Goal of the exercise →
Note each line where "selon" appears, and copy it.
═══ Record list
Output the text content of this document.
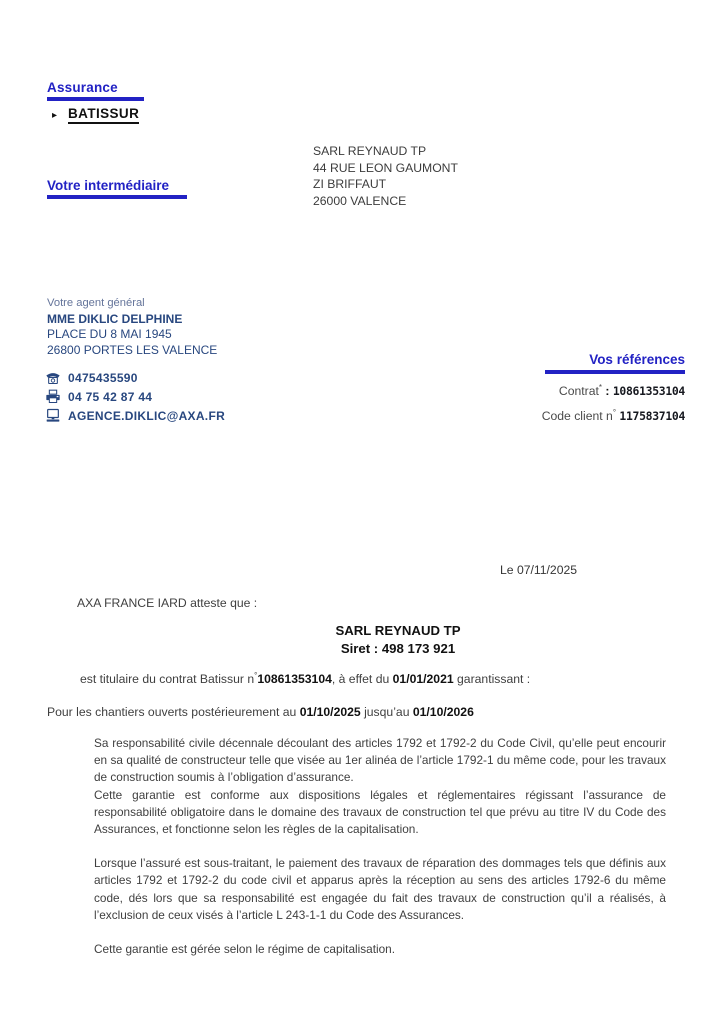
Assurance
▸ BATISSUR
SARL REYNAUD TP
44 RUE LEON GAUMONT
ZI BRIFFAUT
26000 VALENCE
Votre intermédiaire
Votre agent général
MME DIKLIC DELPHINE
PLACE DU 8 MAI 1945
26800 PORTES LES VALENCE
0475435590
04 75 42 87 44
AGENCE.DIKLIC@AXA.FR
Vos références
Contrat* : 10861353104
Code client n° 1175837104
Le 07/11/2025
AXA FRANCE IARD atteste que :
SARL REYNAUD TP
Siret : 498 173 921
est titulaire du contrat Batissur n°10861353104, à effet du 01/01/2021 garantissant :
Pour les chantiers ouverts postérieurement au 01/10/2025 jusqu’au 01/10/2026
Sa responsabilité civile décennale découlant des articles 1792 et 1792-2 du Code Civil, qu’elle peut encourir en sa qualité de constructeur telle que visée au 1er alinéa de l’article 1792-1 du même code, pour les travaux de construction soumis à l’obligation d’assurance.
Cette garantie est conforme aux dispositions légales et réglementaires régissant l’assurance de responsabilité obligatoire dans le domaine des travaux de construction tel que prévu au titre IV du Code des Assurances, et fonctionne selon les règles de la capitalisation.
Lorsque l’assuré est sous-traitant, le paiement des travaux de réparation des dommages tels que définis aux articles 1792 et 1792-2 du code civil et apparus après la réception au sens des articles 1792-6 du même code, dés lors que sa responsabilité est engagée du fait des travaux de construction qu’il a réalisés, à l’exclusion de ceux visés à l’article L 243-1-1 du Code des Assurances.
Cette garantie est gérée selon le régime de capitalisation.
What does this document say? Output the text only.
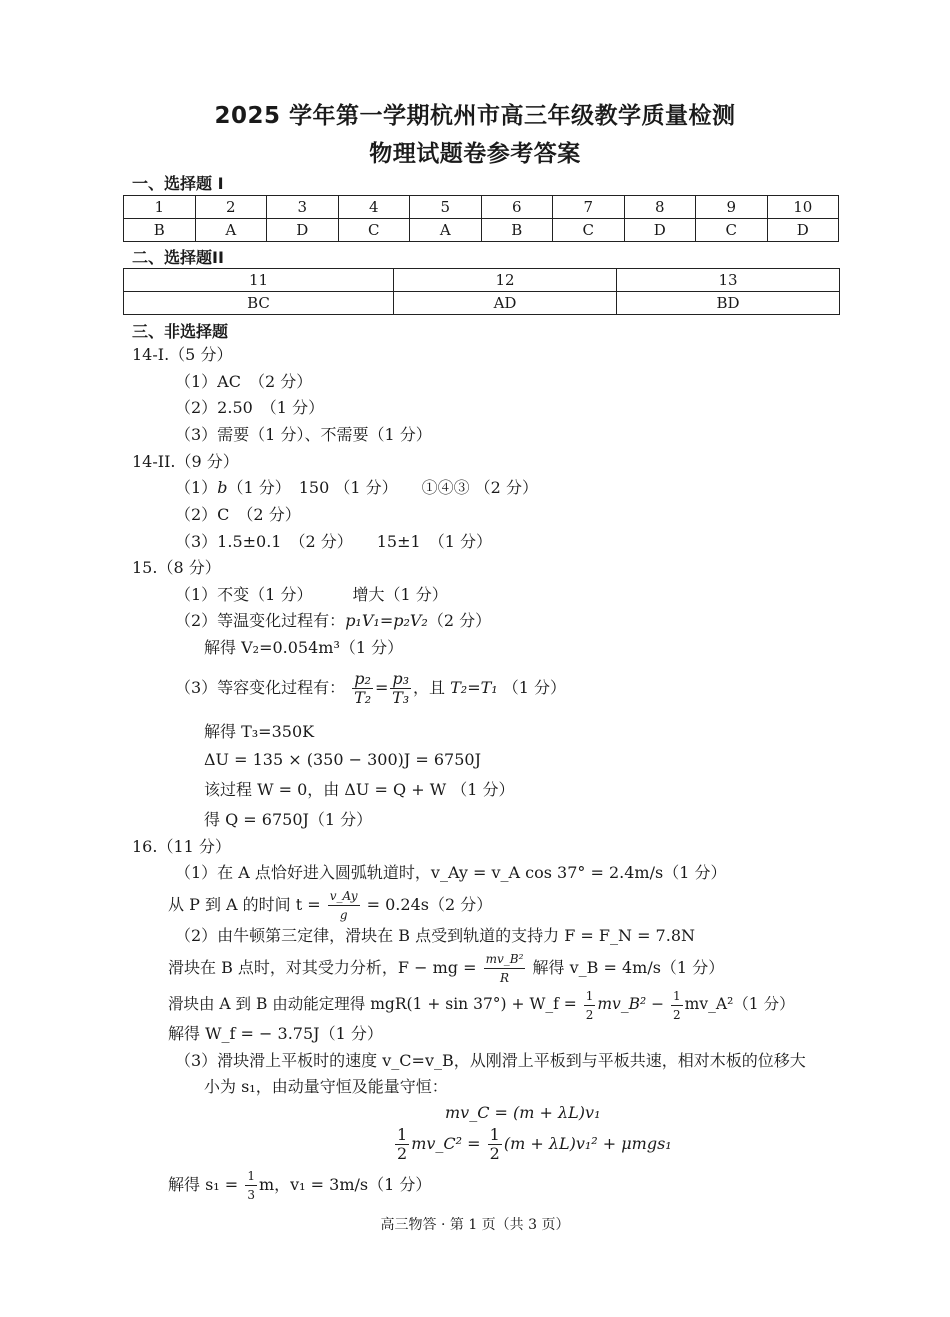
2025 学年第一学期杭州市高三年级教学质量检测
物理试题卷参考答案
一、选择题 I
1	2	3	4	5	6	7	8	9	10
B	A	D	C	A	B	C	D	C	D
二、选择题II
11	12	13
BC	AD	BD
三、非选择题
14-I.（5 分）
（1）AC　（2 分）
（2）2.50　（1 分）
（3）需要（1 分）、不需要（1 分）
14-II.（9 分）
（1）b（1 分）　150 （1 分）　　①④③ （2 分）
（2）C　（2 分）
（3）1.5±0.1　（2 分）　　15±1　（1 分）
15.（8 分）
（1）不变（1 分）　　　增大（1 分）
（2）等温变化过程有：p₁V₁=p₂V₂（2 分）
解得 V₂=0.054m³（1 分）
（3）等容变化过程有： $\frac{\text{p₂}}{\text{T₂}} = \frac{\text{p₃}}{\text{T₃}}$ ，且 T₂=T₁ （1 分）
解得 T₃=350K
ΔU = 135 × (350 − 300)J = 6750J
该过程 W = 0，由 ΔU = Q + W （1 分）
得 Q = 6750J（1 分）
16.（11 分）
（1）在 A 点恰好进入圆弧轨道时，v_Ay = v_A cos 37° = 2.4m/s（1 分）
从 P 到 A 的时间 $t = \frac{v\_Ay}{g} = 0.24s(2$ 分）
（2）由牛顿第三定律，滑块在 B 点受到轨道的支持力 F = F_N = 7.8N
滑块在 B 点时，对其受力分析，F − mg = $\frac{\text{mv\_B²}}{R}$ 解得 v_B = 4m/s（1 分）
滑块由 A 到 B 由动能定理得 mgR(1 + sin 37°) + W_f = $\frac{1}{2}$ mv_B² − $\frac{1}{2}$ mv_A²（1 分）
解得 W_f = − 3.75J（1 分）
（3）滑块滑上平板时的速度 v_C=v_B，从刚滑上平板到与平板共速，相对木板的位移大
小为 s₁，由动量守恒及能量守恒：
mv_C = (m + λL)v₁
$\frac{1}{2}$ mv_C² = $\frac{1}{2} (m + \lambda L)v_1^2 + \mu mgs_1$
解得 $s_1 = \frac{1}{3}$ m，v₁ = 3m/s（1 分）
高三物答 · 第 1 页（共 3 页）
══════
Exercise answer →
Cette garantie est conforme aux dispositions légales et réglementaires régissant l’assurance de responsabilité obligatoire dans le domaine des travaux de construction tel que prévu au titre IV du Code des Assurances, et fonctionne selon les règles de la capitalisation.
Cette garantie est gérée selon le régime de capitalisation.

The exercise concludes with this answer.